# [Your objective]
Return the lines where the word "βίον" occurs.

# [Entries supplied]

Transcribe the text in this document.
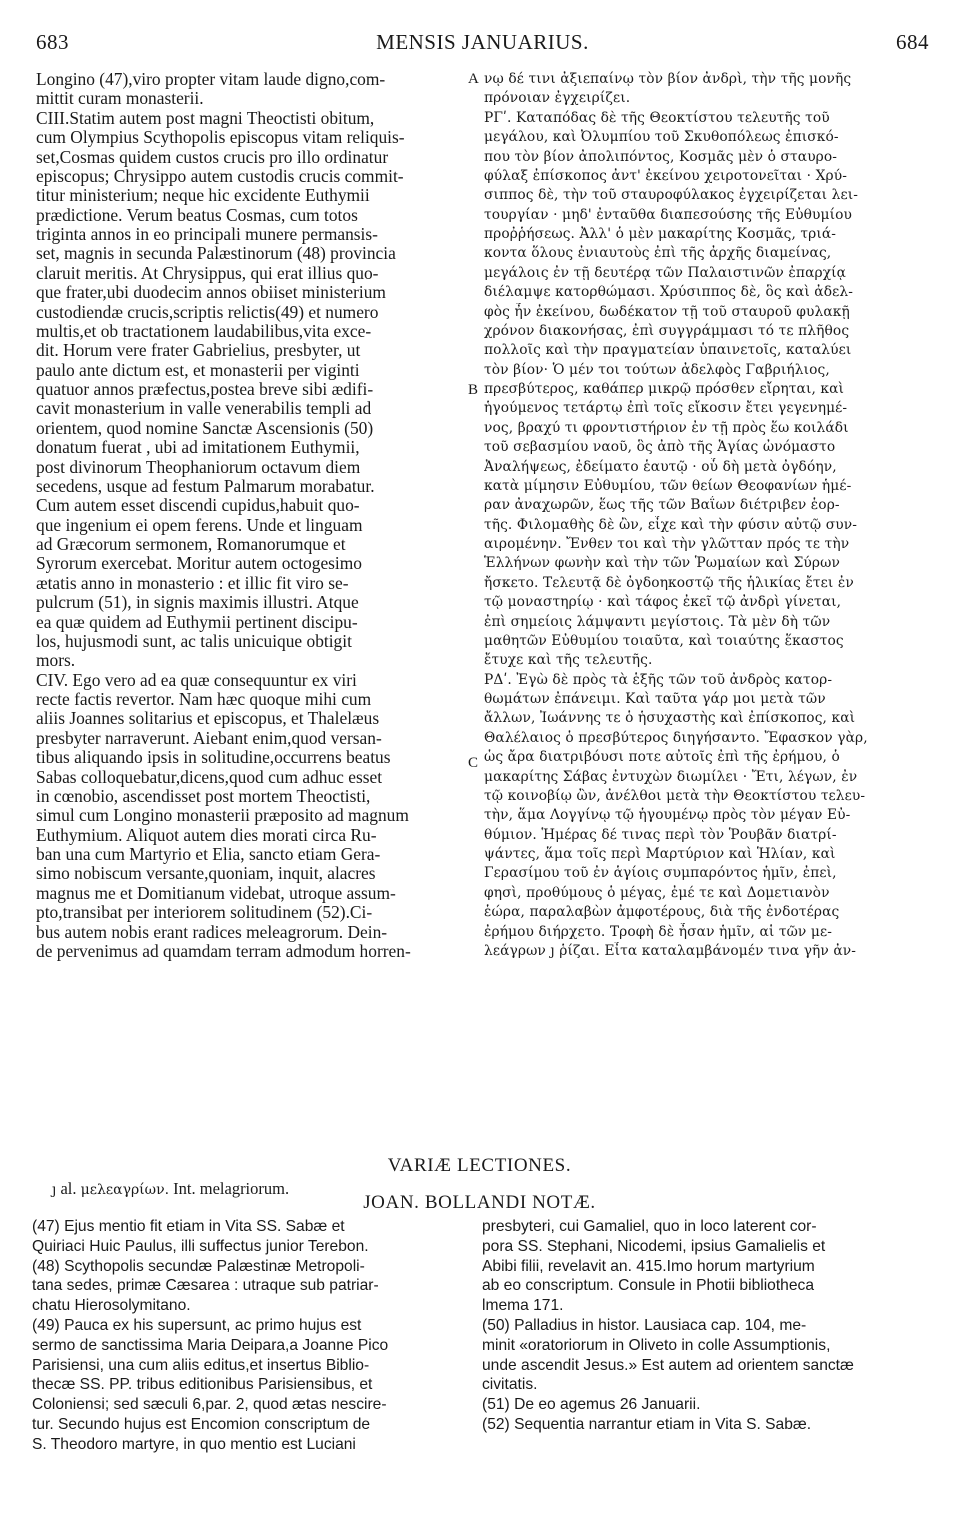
683	MENSIS JANUARIUS.	684
Longino (47),viro propter vitam laude digno,com-
mittit curam monasterii.
CIII.Statim autem post magni Theoctisti obitum,
cum Olympius Scythopolis episcopus vitam reliquis-
set,Cosmas quidem custos crucis pro illo ordinatur
episcopus; Chrysippo autem custodis crucis commit-
titur ministerium; neque hic excidente Euthymii
prædictione. Verum beatus Cosmas, cum totos
triginta annos in eo principali munere permansis-
set, magnis in secunda Palæstinorum (48) provincia
claruit meritis. At Chrysippus, qui erat illius quo-
que frater,ubi duodecim annos obiiset ministerium
custodiendæ crucis,scriptis relictis(49) et numero
multis,et ob tractationem laudabilibus,vita exce-
dit. Horum vere frater Gabrielius, presbyter, ut
paulo ante dictum est, et monasterii per viginti
quatuor annos præfectus,postea breve sibi ædifi-
cavit monasterium in valle venerabilis templi ad
orientem, quod nomine Sanctæ Ascensionis (50)
donatum fuerat , ubi ad imitationem Euthymii,
post divinorum Theophaniorum octavum diem
secedens, usque ad festum Palmarum morabatur.
Cum autem esset discendi cupidus,habuit quo-
que ingenium ei opem ferens. Unde et linguam
ad Græcorum sermonem, Romanorumque et
Syrorum exercebat. Moritur autem octogesimo
ætatis anno in monasterio : et illic fit viro se-
pulcrum (51), in signis maximis illustri. Atque
ea quæ quidem ad Euthymii pertinent discipu-
los, hujusmodi sunt, ac talis unicuique obtigit
mors.
CIV. Ego vero ad ea quæ consequuntur ex viri
recte factis revertor. Nam hæc quoque mihi cum
aliis Joannes solitarius et episcopus, et Thalelæus
presbyter narraverunt. Aiebant enim,quod versan-
tibus aliquando ipsis in solitudine,occurrens beatus
Sabas colloquebatur,dicens,quod cum adhuc esset
in cœnobio, ascendisset post mortem Theoctisti,
simul cum Longino monasterii præposito ad magnum
Euthymium. Aliquot autem dies morati circa Ru-
ban una cum Martyrio et Elia, sancto etiam Gera-
simo nobiscum versante,quoniam, inquit, alacres
magnus me et Domitianum videbat, utroque assum-
pto,transibat per interiorem solitudinem (52).Ci-
bus autem nobis erant radices meleagrorum. Dein-
de pervenimus ad quamdam terram admodum horren-
νῳ δέ τινι ἀξιεπαίνῳ τὸν βίον ἀνδρὶ, τὴν τῆς μονῆς
πρόνοιαν ἐγχειρίζει.
ΡΓʹ. Καταπόδας δὲ τῆς Θεοκτίστου τελευτῆς τοῦ
μεγάλου, καὶ Ὀλυμπίου τοῦ Σκυθοπόλεως ἐπισκό-
που τὸν βίον ἀπολιπόντος, Κοσμᾶς μὲν ὁ σταυρο-
φύλαξ ἐπίσκοπος ἀντ' ἐκείνου χειροτονεῖται · Χρύ-
σιππος δὲ, τὴν τοῦ σταυροφύλακος ἐγχειρίζεται λει-
τουργίαν · μηδ' ἐνταῦθα διαπεσούσης τῆς Εὐθυμίου
προῤῥήσεως. Ἀλλ' ὁ μὲν μακαρίτης Κοσμᾶς, τριά-
κοντα ὅλους ἐνιαυτοὺς ἐπὶ τῆς ἀρχῆς διαμείνας,
μεγάλοις ἐν τῇ δευτέρᾳ τῶν Παλαιστινῶν ἐπαρχίᾳ
διέλαμψε κατορθώμασι. Χρύσιππος δὲ, ὃς καὶ ἀδελ-
φὸς ἦν ἐκείνου, δωδέκατον τῇ τοῦ σταυροῦ φυλακῇ
χρόνον διακονήσας, ἐπὶ συγγράμμασι τό τε πλῆθος
πολλοῖς καὶ τὴν πραγματείαν ὑπαινετοῖς, καταλύει
τὸν βίον· Ὁ μέν τοι τούτων ἀδελφὸς Γαβριήλιος,
πρεσβύτερος, καθάπερ μικρῷ πρόσθεν εἴρηται, καὶ
ἡγούμενος τετάρτῳ ἐπὶ τοῖς εἴκοσιν ἔτει γεγενημέ-
νος, βραχύ τι φροντιστήριον ἐν τῇ πρὸς ἕω κοιλάδι
τοῦ σεβασμίου ναοῦ, ὃς ἀπὸ τῆς Ἁγίας ὠνόμαστο
Ἀναλήψεως, ἐδείματο ἑαυτῷ · οὗ δὴ μετὰ ὀγδόην,
κατὰ μίμησιν Εὐθυμίου, τῶν θείων Θεοφανίων ἡμέ-
ραν ἀναχωρῶν, ἕως τῆς τῶν Βαΐων διέτριβεν ἑορ-
τῆς. Φιλομαθὴς δὲ ὢν, εἶχε καὶ τὴν φύσιν αὐτῷ συν-
αιρομένην. Ἔνθεν τοι καὶ τὴν γλῶτταν πρός τε τὴν
Ἑλλήνων φωνὴν καὶ τὴν τῶν Ῥωμαίων καὶ Σύρων
ἤσκετο. Τελευτᾷ δὲ ὀγδοηκοστῷ τῆς ἡλικίας ἔτει ἐν
τῷ μοναστηρίῳ · καὶ τάφος ἐκεῖ τῷ ἀνδρὶ γίνεται,
ἐπὶ σημείοις λάμψαντι μεγίστοις. Τὰ μὲν δὴ τῶν
μαθητῶν Εὐθυμίου τοιαῦτα, καὶ τοιαύτης ἕκαστος
ἔτυχε καὶ τῆς τελευτῆς.
ΡΔʹ. Ἐγὼ δὲ πρὸς τὰ ἑξῆς τῶν τοῦ ἀνδρὸς κατορ-
θωμάτων ἐπάνειμι. Καὶ ταῦτα γάρ μοι μετὰ τῶν
ἄλλων, Ἰωάννης τε ὁ ἡσυχαστὴς καὶ ἐπίσκοπος, καὶ
Θαλέλαιος ὁ πρεσβύτερος διηγήσαντο. Ἔφασκον γὰρ,
ὡς ἄρα διατριβόυσι ποτε αὐτοῖς ἐπὶ τῆς ἐρήμου, ὁ
μακαρίτης Σάβας ἐντυχὼν διωμίλει · Ἔτι, λέγων, ἐν
τῷ κοινοβίῳ ὢν, ἀνέλθοι μετὰ τὴν Θεοκτίστου τελευ-
τὴν, ἅμα Λογγίνῳ τῷ ἡγουμένῳ πρὸς τὸν μέγαν Εὐ-
θύμιον. Ἡμέρας δέ τινας περὶ τὸν Ῥουβᾶν διατρί-
ψάντες, ἅμα τοῖς περὶ Μαρτύριον καὶ Ἡλίαν, καὶ
Γερασίμου τοῦ ἐν ἁγίοις συμπαρόντος ἡμῖν, ἐπεὶ,
φησὶ, προθύμους ὁ μέγας, ἐμέ τε καὶ Δομετιανὸν
ἑώρα, παραλαβὼν ἀμφοτέρους, διὰ τῆς ἐνδοτέρας
ἐρήμου διήρχετο. Τροφὴ δὲ ἦσαν ἡμῖν, αἱ τῶν με-
λεάγρων ȷ ῥίζαι. Εἶτα καταλαμβάνομέν τινα γῆν ἀν-
A
B
C
VARIÆ LECTIONES.
ȷ al. μελεαγρίων. Int. melagriorum.
JOAN. BOLLANDI NOTÆ.
(47) Ejus mentio fit etiam in Vita SS. Sabæ et
Quiriaci Huic Paulus, illi suffectus junior Terebon.
(48) Scythopolis secundæ Palæstinæ Metropoli-
tana sedes, primæ Cæsarea : utraque sub patriar-
chatu Hierosolymitano.
(49) Pauca ex his supersunt, ac primo hujus est
sermo de sanctissima Maria Deipara,a Joanne Pico
Parisiensi, una cum aliis editus,et insertus Biblio-
thecæ SS. PP. tribus editionibus Parisiensibus, et
Coloniensi; sed sæculi 6,par. 2, quod ætas nescire-
tur. Secundo hujus est Encomion conscriptum de
S. Theodoro martyre, in quo mentio est Luciani
presbyteri, cui Gamaliel, quo in loco laterent cor-
pora SS. Stephani, Nicodemi, ipsius Gamalielis et
Abibi filii, revelavit an. 415.Imo horum martyrium
ab eo conscriptum. Consule in Photii bibliotheca
lmema 171.
(50) Palladius in histor. Lausiaca cap. 104, me-
minit «oratoriorum in Oliveto in colle Assumptionis,
unde ascendit Jesus.» Est autem ad orientem sanctæ
civitatis.
(51) De eo agemus 26 Januarii.
(52) Sequentia narrantur etiam in Vita S. Sabæ.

# [Response below]
νῳ δέ τινι ἀξιεπαίνῳ τὸν βίον ἀνδρὶ, τὴν τῆς μονῆς
που τὸν βίον ἀπολιπόντος, Κοσμᾶς μὲν ὁ σταυρο-
τὸν βίον· Ὁ μέν τοι τούτων ἀδελφὸς Γαβριήλιος,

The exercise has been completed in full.